* _WHAT YOU NEED TO DO_:
Set down each line of the data below exactly as it stands, dropping the pictures.

********************

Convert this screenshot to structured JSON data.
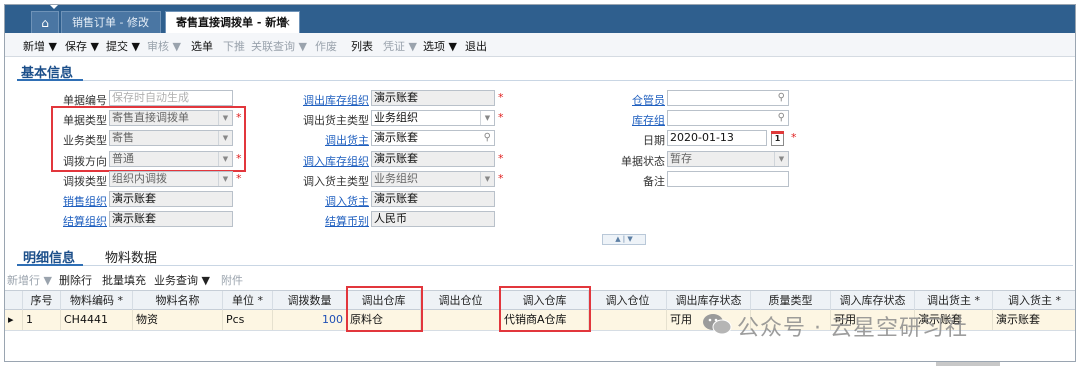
{
  "tabs": {
    "home_icon": "home-icon",
    "tab1": "销售订单 - 修改",
    "tab2": "寄售直接调拨单 - 新增",
    "close": "×"
  },
  "toolbar": [
    {
      "label": "新增 ▼",
      "disabled": false
    },
    {
      "label": "保存 ▼",
      "disabled": false
    },
    {
      "label": "提交 ▼",
      "disabled": false
    },
    {
      "label": "审核 ▼",
      "disabled": true
    },
    {
      "label": "选单",
      "disabled": false
    },
    {
      "label": "下推",
      "disabled": true
    },
    {
      "label": "关联查询 ▼",
      "disabled": true
    },
    {
      "label": "作废",
      "disabled": true
    },
    {
      "label": "列表",
      "disabled": false
    },
    {
      "label": "凭证 ▼",
      "disabled": true
    },
    {
      "label": "选项 ▼",
      "disabled": false
    },
    {
      "label": "退出",
      "disabled": false
    }
  ],
  "basic_section": "基本信息",
  "form": {
    "doc_no": {
      "label": "单据编号",
      "placeholder": "保存时自动生成"
    },
    "doc_type": {
      "label": "单据类型",
      "value": "寄售直接调拨单"
    },
    "biz_type": {
      "label": "业务类型",
      "value": "寄售"
    },
    "direction": {
      "label": "调拨方向",
      "value": "普通"
    },
    "transfer_type": {
      "label": "调拨类型",
      "value": "组织内调拨"
    },
    "sale_org": {
      "label": "销售组织",
      "value": "演示账套"
    },
    "settle_org": {
      "label": "结算组织",
      "value": "演示账套"
    },
    "out_stock_org": {
      "label": "调出库存组织",
      "value": "演示账套"
    },
    "out_owner_type": {
      "label": "调出货主类型",
      "value": "业务组织"
    },
    "out_owner": {
      "label": "调出货主",
      "value": "演示账套"
    },
    "in_stock_org": {
      "label": "调入库存组织",
      "value": "演示账套"
    },
    "in_owner_type": {
      "label": "调入货主类型",
      "value": "业务组织"
    },
    "in_owner": {
      "label": "调入货主",
      "value": "演示账套"
    },
    "currency": {
      "label": "结算币别",
      "value": "人民币"
    },
    "keeper": {
      "label": "仓管员",
      "value": ""
    },
    "stock_group": {
      "label": "库存组",
      "value": ""
    },
    "date": {
      "label": "日期",
      "value": "2020-01-13"
    },
    "status": {
      "label": "单据状态",
      "value": "暂存"
    },
    "remark": {
      "label": "备注",
      "value": ""
    },
    "calendar_day": "1"
  },
  "collapse_glyph": "▲ | ▼",
  "detail_tabs": {
    "detail": "明细信息",
    "material": "物料数据"
  },
  "subbar": [
    {
      "label": "新增行 ▼",
      "disabled": true
    },
    {
      "label": "删除行",
      "disabled": false
    },
    {
      "label": "批量填充",
      "disabled": false
    },
    {
      "label": "业务查询 ▼",
      "disabled": false
    },
    {
      "label": "附件",
      "disabled": true
    }
  ],
  "grid": {
    "columns": [
      "",
      "序号",
      "物料编码 *",
      "物料名称",
      "单位 *",
      "调拨数量",
      "调出仓库",
      "调出仓位",
      "调入仓库",
      "调入仓位",
      "调出库存状态",
      "质量类型",
      "调入库存状态",
      "调出货主 *",
      "调入货主 *"
    ],
    "rows": [
      {
        "marker": "▸",
        "seq": "1",
        "code": "CH4441",
        "name": "物资",
        "unit": "Pcs",
        "qty": "100",
        "out_wh": "原料仓",
        "out_loc": "",
        "in_wh": "代销商A仓库",
        "in_loc": "",
        "out_status": "可用",
        "quality": "",
        "in_status": "可用",
        "out_owner": "演示账套",
        "in_owner": "演示账套"
      }
    ]
  },
  "watermark": "公众号 · 云星空研习社",
  "colors": {
    "brand_blue": "#2f5f8e",
    "link": "#1f5fbf",
    "highlight": "#e2363c",
    "row_bg": "#fdf6e3"
  }
}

********************

* _EXERCISE SOLUTION_:
Convert this screenshot to structured JSON data.
{
  "tabs": {
    "home_icon": "home-icon",
    "tab1": "销售订单 - 修改",
    "tab2": "寄售直接调拨单 - 新增",
    "close": "×"
  },
  "toolbar": [
    {
      "label": "新增 ▼",
      "disabled": false
    },
    {
      "label": "保存 ▼",
      "disabled": false
    },
    {
      "label": "提交 ▼",
      "disabled": false
    },
    {
      "label": "审核 ▼",
      "disabled": true
    },
    {
      "label": "选单",
      "disabled": false
    },
    {
      "label": "下推",
      "disabled": true
    },
    {
      "label": "关联查询 ▼",
      "disabled": true
    },
    {
      "label": "作废",
      "disabled": true
    },
    {
      "label": "列表",
      "disabled": false
    },
    {
      "label": "凭证 ▼",
      "disabled": true
    },
    {
      "label": "选项 ▼",
      "disabled": false
    },
    {
      "label": "退出",
      "disabled": false
    }
  ],
  "basic_section": "基本信息",
  "form": {
    "doc_no": {
      "label": "单据编号",
      "placeholder": "保存时自动生成"
    },
    "doc_type": {
      "label": "单据类型",
      "value": "寄售直接调拨单"
    },
    "biz_type": {
      "label": "业务类型",
      "value": "寄售"
    },
    "direction": {
      "label": "调拨方向",
      "value": "普通"
    },
    "transfer_type": {
      "label": "调拨类型",
      "value": "组织内调拨"
    },
    "sale_org": {
      "label": "销售组织",
      "value": "演示账套"
    },
    "settle_org": {
      "label": "结算组织",
      "value": "演示账套"
    },
    "out_stock_org": {
      "label": "调出库存组织",
      "value": "演示账套"
    },
    "out_owner_type": {
      "label": "调出货主类型",
      "value": "业务组织"
    },
    "out_owner": {
      "label": "调出货主",
      "value": "演示账套"
    },
    "in_stock_org": {
      "label": "调入库存组织",
      "value": "演示账套"
    },
    "in_owner_type": {
      "label": "调入货主类型",
      "value": "业务组织"
    },
    "in_owner": {
      "label": "调入货主",
      "value": "演示账套"
    },
    "currency": {
      "label": "结算币别",
      "value": "人民币"
    },
    "keeper": {
      "label": "仓管员",
      "value": ""
    },
    "stock_group": {
      "label": "库存组",
      "value": ""
    },
    "date": {
      "label": "日期",
      "value": "2020-01-13"
    },
    "status": {
      "label": "单据状态",
      "value": "暂存"
    },
    "remark": {
      "label": "备注",
      "value": ""
    },
    "calendar_day": "1"
  },
  "collapse_glyph": "▲ | ▼",
  "detail_tabs": {
    "detail": "明细信息",
    "material": "物料数据"
  },
  "subbar": [
    {
      "label": "新增行 ▼",
      "disabled": true
    },
    {
      "label": "删除行",
      "disabled": false
    },
    {
      "label": "批量填充",
      "disabled": false
    },
    {
      "label": "业务查询 ▼",
      "disabled": false
    },
    {
      "label": "附件",
      "disabled": true
    }
  ],
  "grid": {
    "columns": [
      "",
      "序号",
      "物料编码 *",
      "物料名称",
      "单位 *",
      "调拨数量",
      "调出仓库",
      "调出仓位",
      "调入仓库",
      "调入仓位",
      "调出库存状态",
      "质量类型",
      "调入库存状态",
      "调出货主 *",
      "调入货主 *"
    ],
    "rows": [
      {
        "marker": "▸",
        "seq": "1",
        "code": "CH4441",
        "name": "物资",
        "unit": "Pcs",
        "qty": "100",
        "out_wh": "原料仓",
        "out_loc": "",
        "in_wh": "代销商A仓库",
        "in_loc": "",
        "out_status": "可用",
        "quality": "",
        "in_status": "可用",
        "out_owner": "演示账套",
        "in_owner": "演示账套"
      }
    ]
  },
  "watermark": "公众号 · 云星空研习社",
  "colors": {
    "brand_blue": "#2f5f8e",
    "link": "#1f5fbf",
    "highlight": "#e2363c",
    "row_bg": "#fdf6e3"
  }
}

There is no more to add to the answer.